Angezeigter Textauszug:

::::

China braucht ein neues Geschäftsmodell

Seit wir im Herbst 2008 einmal erleben mussten, dass der falsche Umgang mit einer eigentlich kleinen Krise, der Pleite einer Investmentbank namens Lehman Brothers, die schärfste Rezession in der westlichen Welt seit 80 Jahren auslösen konnte, sind Anleger besonders nervös. Frei nach dem Motto „wer zuerst in Panik verfällt, schafft es noch rechtzeitig zum Ausgang“ neigen sie dazu, erst zu verkaufen und sich danach zu fragen, ob es eigentlich einen echten Grund dafür gegeben hat.

China hat durchaus Probleme. Nach dem Wirtschaftswunder der letzten beiden Jahrzehnte lässt das Trendwachstum spürbar nach. Das Land ist bereits weitgehend industrialisiert ist, die Zahl der Erwerbstätigen nimmt kaum noch zu. Statt einfach nur ausländische Waren zu kopieren oder zusammenzuschrauben, muss China eigene Ideen und Marken entwickeln. Die Billigproduktion wandert nach Vietnam ab. Zudem möchte China nicht mehr so dreckig und industrielastig wachsen wie bisher. Beim Übergang zu einer besseren Qualität des Wachstums, zu mehr Innovationen und zu einem weniger reglementierten Finanzsektor ist China auf Probleme gestoßen. Einer völlig überdrehten Aktienmarktpartie folgte ein Crash wie aus dem Bilderbuch. Je moderner Wirtschaft und Finanzmärkte werden sollen, desto schwerer fällt es der Partei, die Kontrolle zu behalten und diese Kontrolle halbwegs sachgerecht auszuüben.

Was hypernervöse Anleger rund um die Welt als mögliches Zeichen einer verzweifelten Lage gewertet haben, war vor allem ein missglückter Versuch, den Wechselkurs besser zu justieren. China hat seine Währung traditionell stark an den US-Dollar gebunden. Da die US-Notenbank bei solider US-Konjunktur langsam auf einen ersten Zinsschritt nach oben zusteuert, hatte die chinesische Währung in der letzten Zeit mit dem US Dollar kräftig an Wert gewonnen. Gegenüber dem Euro notierte der Yuan Anfang August 2015 um knapp zehn Prozent höher als im Mai 2014. Im Ergebnis war die chinesische Währung überbewertet, zwar nicht gegenüber dem US Dollar aber eben gegen viele andere Währungen.

Hätte China dagegen seine Währung frühzeitig an einen Warenkorb aus Dollar, Euro und Yen statt weitgehend an den US Dollar gebunden oder die einmal entstandene Überbewertung durch eine Vielzahl kleiner Schritte korrigiert, hätte dies vermutlich kaum Wellen geschlagen. Mit seinem überraschenden Schritt hat China dagegen viele Anleger auf dem falschen Fuß erwischt und eine Panik an den Märkten ausgelöst.

::::

Bereitgestelltes Material:
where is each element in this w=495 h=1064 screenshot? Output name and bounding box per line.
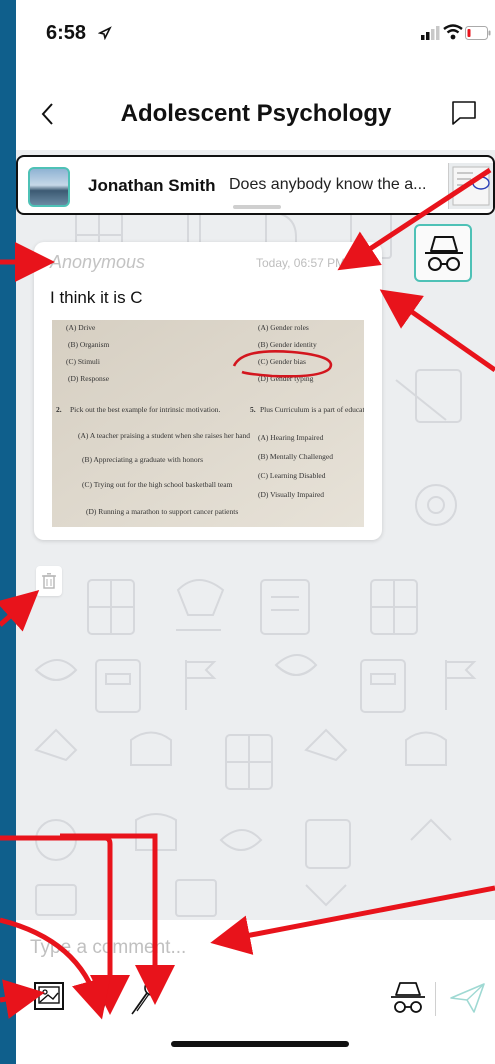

::::

Aufgabe A:
Schreiben Sie aus dem Textauszug zu Chinas Wirtschaft wortgetreu ab, beginnend bei „China hat durchaus“ und endend bei „halbwegs sachgerecht auszuüben.“.
Aufgabe B:
Um wie viel Prozent notierte der Yuan laut dem Textauszug zu Chinas Wirtschaft Anfang August 2015 gegenüber dem Euro höher als im Mai 2014?
Die Auflistung wird hier nicht gebraucht.

Vollständige Lösung A:
China hat durchaus Probleme. Nach dem Wirtschaftswunder der letzten beiden Jahrzehnte lässt das Trendwachstum spürbar nach. Das Land ist bereits weitgehend industrialisiert ist, die Zahl der Erwerbstätigen nimmt kaum noch zu. Statt einfach nur ausländische Waren zu kopieren oder zusammenzuschrauben, muss China eigene Ideen und Marken entwickeln. Die Billigproduktion wandert nach Vietnam ab. Zudem möchte China nicht mehr so dreckig und industrielastig wachsen wie bisher. Beim Übergang zu einer besseren Qualität des Wachstums, zu mehr Innovationen und zu einem weniger reglementierten Finanzsektor ist China auf Probleme gestoßen. Einer völlig überdrehten Aktienmarktpartie folgte ein Crash wie aus dem Bilderbuch. Je moderner Wirtschaft und Finanzmärkte werden sollen, desto schwerer fällt es der Partei, die Kontrolle zu behalten und diese Kontrolle halbwegs sachgerecht auszuüben.

Vollständige Lösung B:
Um knapp zehn Prozent.